▶ **Input**:
______________________________
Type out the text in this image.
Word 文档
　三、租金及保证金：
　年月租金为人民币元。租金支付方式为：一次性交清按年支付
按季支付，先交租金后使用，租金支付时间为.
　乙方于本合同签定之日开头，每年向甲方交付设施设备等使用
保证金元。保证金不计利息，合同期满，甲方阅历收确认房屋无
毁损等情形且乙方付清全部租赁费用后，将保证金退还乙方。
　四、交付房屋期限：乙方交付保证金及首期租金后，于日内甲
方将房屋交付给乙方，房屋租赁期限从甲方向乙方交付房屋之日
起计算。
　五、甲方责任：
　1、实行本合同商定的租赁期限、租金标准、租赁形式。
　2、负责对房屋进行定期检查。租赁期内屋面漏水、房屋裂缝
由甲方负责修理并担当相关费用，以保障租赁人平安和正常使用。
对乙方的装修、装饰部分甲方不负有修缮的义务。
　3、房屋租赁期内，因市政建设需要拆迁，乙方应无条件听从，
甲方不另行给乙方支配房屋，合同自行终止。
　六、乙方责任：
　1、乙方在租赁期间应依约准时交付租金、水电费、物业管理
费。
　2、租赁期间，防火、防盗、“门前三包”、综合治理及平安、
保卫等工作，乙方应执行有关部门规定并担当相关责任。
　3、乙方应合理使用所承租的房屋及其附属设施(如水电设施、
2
______________________________
▶ **Work required**:
Output the full listing exactly as it stands.

▶ **The answer**:
Type out the text in this image.
Word 文档
　三、租金及保证金：
　年月租金为人民币元。租金支付方式为：一次性交清按年支付
按季支付，先交租金后使用，租金支付时间为.
　乙方于本合同签定之日开头，每年向甲方交付设施设备等使用
保证金元。保证金不计利息，合同期满，甲方阅历收确认房屋无
毁损等情形且乙方付清全部租赁费用后，将保证金退还乙方。
　四、交付房屋期限：乙方交付保证金及首期租金后，于日内甲
方将房屋交付给乙方，房屋租赁期限从甲方向乙方交付房屋之日
起计算。
　五、甲方责任：
　1、实行本合同商定的租赁期限、租金标准、租赁形式。
　2、负责对房屋进行定期检查。租赁期内屋面漏水、房屋裂缝
由甲方负责修理并担当相关费用，以保障租赁人平安和正常使用。
对乙方的装修、装饰部分甲方不负有修缮的义务。
　3、房屋租赁期内，因市政建设需要拆迁，乙方应无条件听从，
甲方不另行给乙方支配房屋，合同自行终止。
　六、乙方责任：
　1、乙方在租赁期间应依约准时交付租金、水电费、物业管理
费。
　2、租赁期间，防火、防盗、“门前三包”、综合治理及平安、
保卫等工作，乙方应执行有关部门规定并担当相关责任。
　3、乙方应合理使用所承租的房屋及其附属设施(如水电设施、
2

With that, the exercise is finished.